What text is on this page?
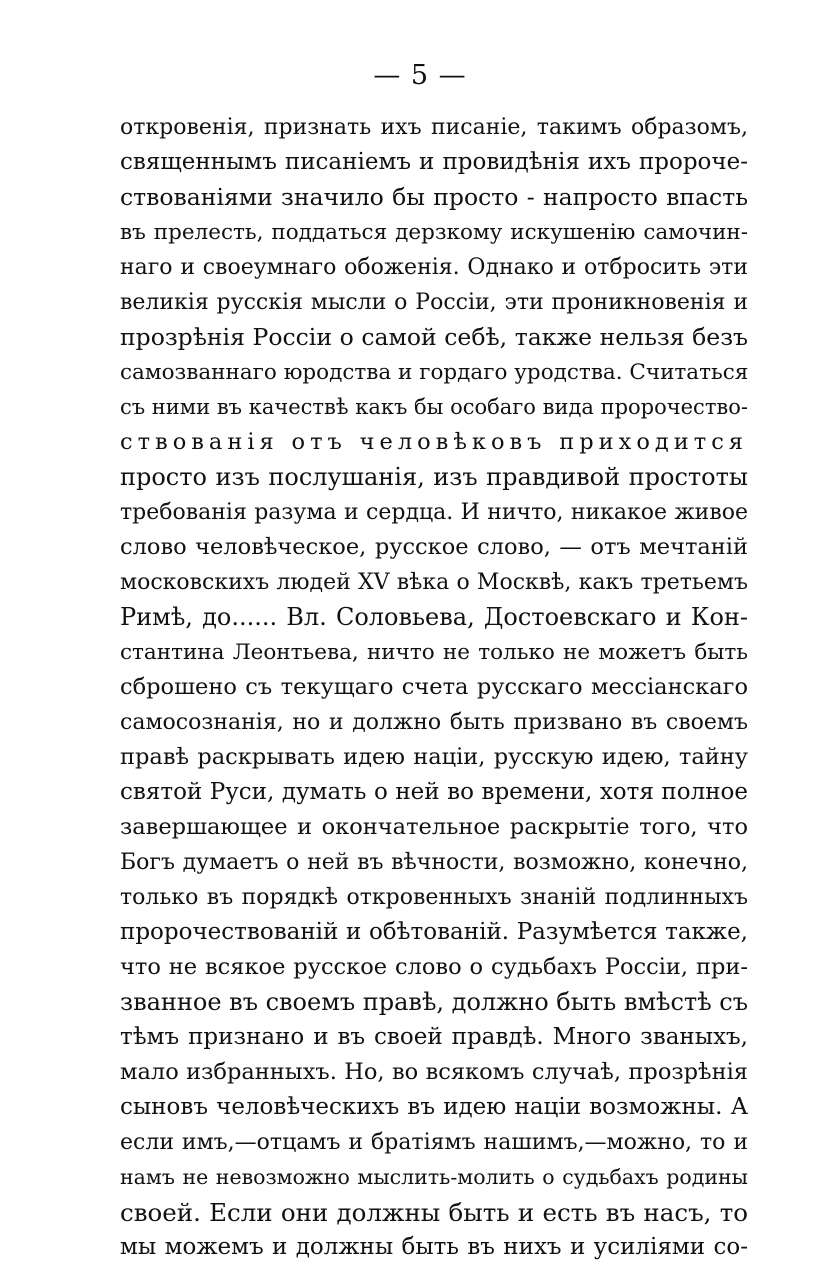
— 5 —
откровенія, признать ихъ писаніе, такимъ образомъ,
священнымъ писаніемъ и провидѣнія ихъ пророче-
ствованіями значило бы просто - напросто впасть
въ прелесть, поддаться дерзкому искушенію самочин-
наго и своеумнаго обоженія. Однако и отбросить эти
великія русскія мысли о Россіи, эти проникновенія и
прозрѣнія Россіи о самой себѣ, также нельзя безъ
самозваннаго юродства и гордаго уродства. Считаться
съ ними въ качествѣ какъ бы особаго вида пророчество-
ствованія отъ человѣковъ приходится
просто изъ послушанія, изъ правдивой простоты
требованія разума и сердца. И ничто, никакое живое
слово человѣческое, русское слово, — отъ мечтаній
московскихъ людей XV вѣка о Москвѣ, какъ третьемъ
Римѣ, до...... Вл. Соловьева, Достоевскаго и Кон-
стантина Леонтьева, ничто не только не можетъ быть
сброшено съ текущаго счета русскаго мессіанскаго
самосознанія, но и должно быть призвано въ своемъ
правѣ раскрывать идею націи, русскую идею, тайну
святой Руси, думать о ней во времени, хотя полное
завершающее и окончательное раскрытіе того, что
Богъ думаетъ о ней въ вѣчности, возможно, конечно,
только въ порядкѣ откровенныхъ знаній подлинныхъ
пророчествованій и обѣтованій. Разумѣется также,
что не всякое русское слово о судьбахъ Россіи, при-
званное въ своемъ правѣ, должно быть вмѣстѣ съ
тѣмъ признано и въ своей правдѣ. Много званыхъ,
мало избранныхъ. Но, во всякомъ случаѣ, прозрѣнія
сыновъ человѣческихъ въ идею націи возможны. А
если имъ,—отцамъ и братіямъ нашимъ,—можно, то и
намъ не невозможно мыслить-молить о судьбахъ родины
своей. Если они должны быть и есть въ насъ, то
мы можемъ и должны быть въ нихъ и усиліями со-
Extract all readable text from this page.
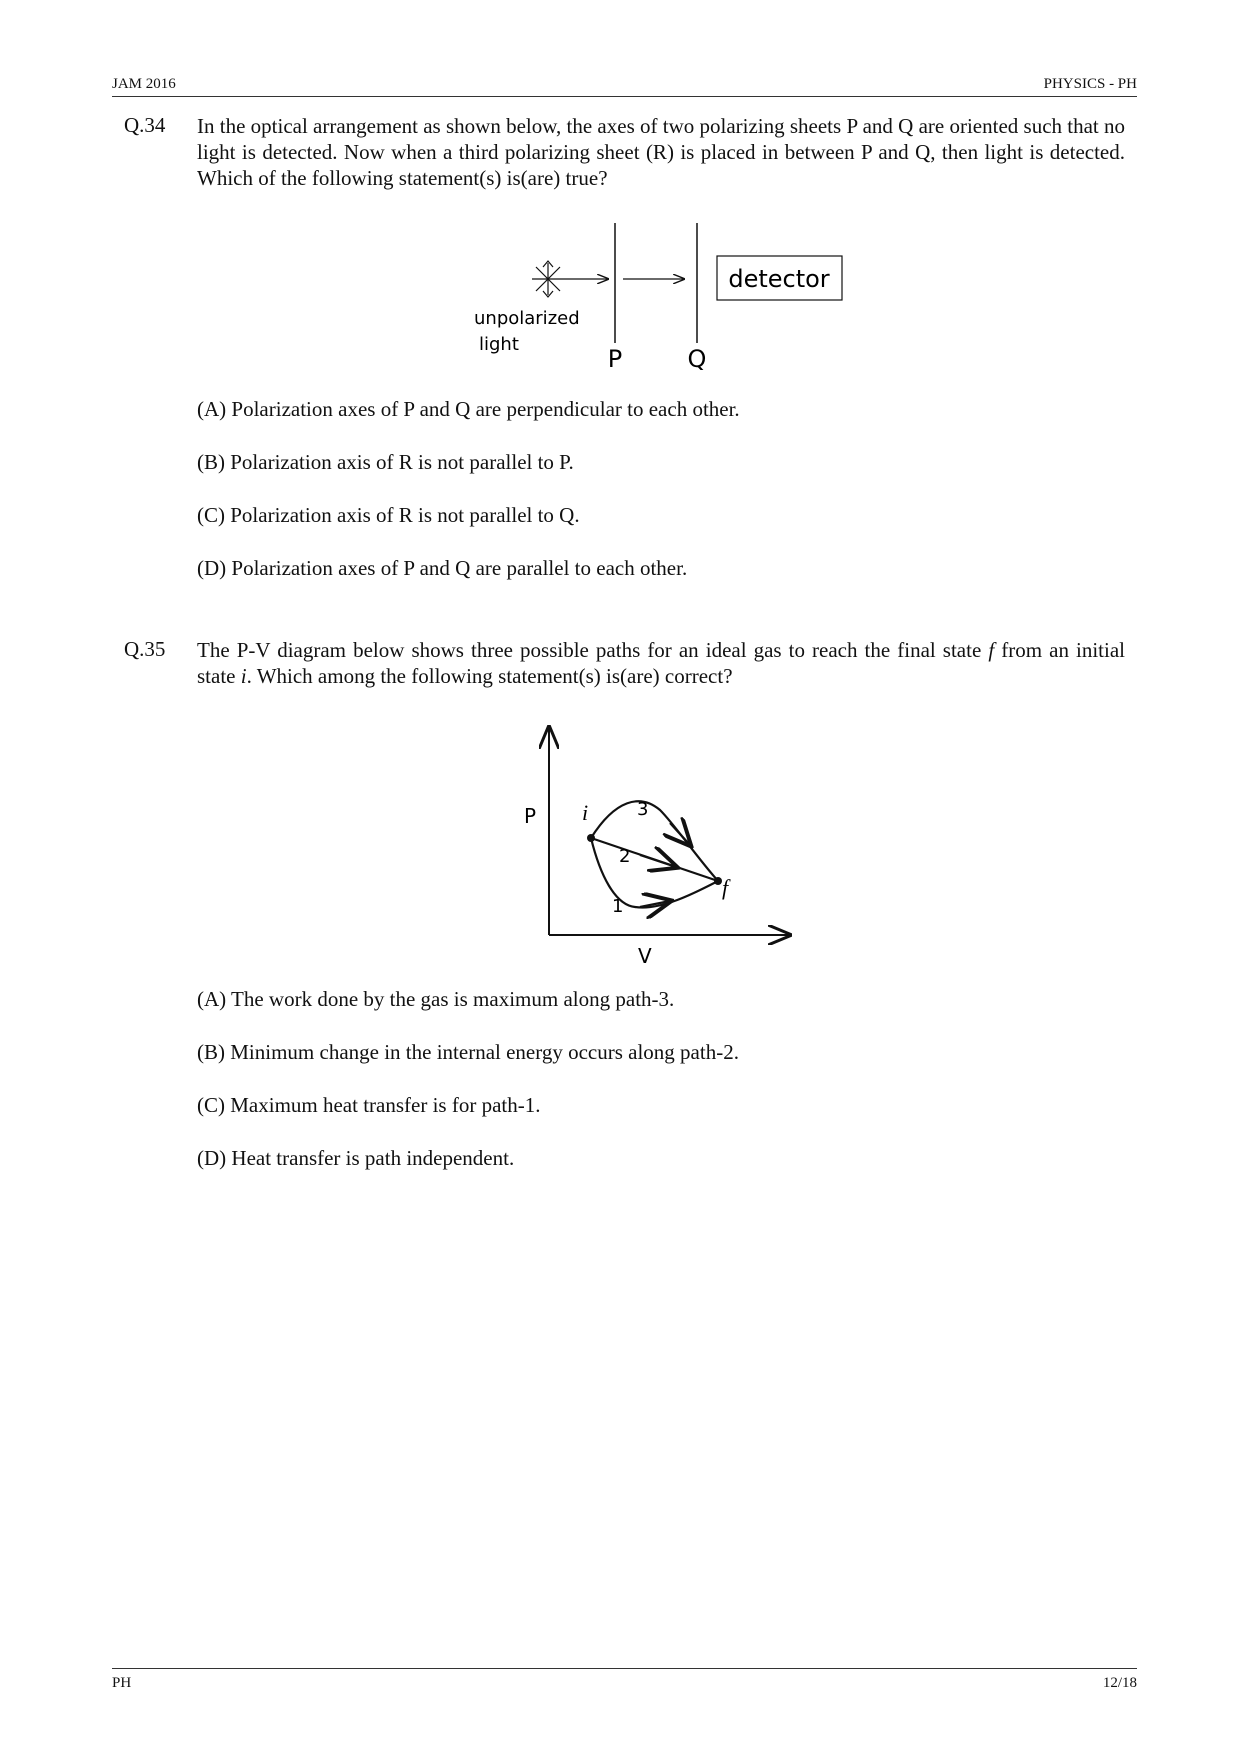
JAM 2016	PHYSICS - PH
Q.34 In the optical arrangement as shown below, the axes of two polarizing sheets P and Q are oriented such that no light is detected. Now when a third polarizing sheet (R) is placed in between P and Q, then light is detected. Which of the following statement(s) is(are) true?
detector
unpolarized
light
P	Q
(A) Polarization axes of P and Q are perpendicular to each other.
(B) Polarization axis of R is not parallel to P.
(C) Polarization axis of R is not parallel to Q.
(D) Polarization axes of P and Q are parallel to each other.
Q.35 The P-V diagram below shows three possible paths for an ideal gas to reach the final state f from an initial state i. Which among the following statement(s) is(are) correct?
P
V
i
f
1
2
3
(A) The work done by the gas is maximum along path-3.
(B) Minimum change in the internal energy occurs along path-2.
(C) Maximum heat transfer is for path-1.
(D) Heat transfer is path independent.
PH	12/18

● EXERCISE: Identify which lines contain the word "должно" and copy each one.

● RESPONSE TO THE TASK:
самосознанія, но и должно быть призвано въ своемъ
званное въ своемъ правѣ, должно быть вмѣстѣ съ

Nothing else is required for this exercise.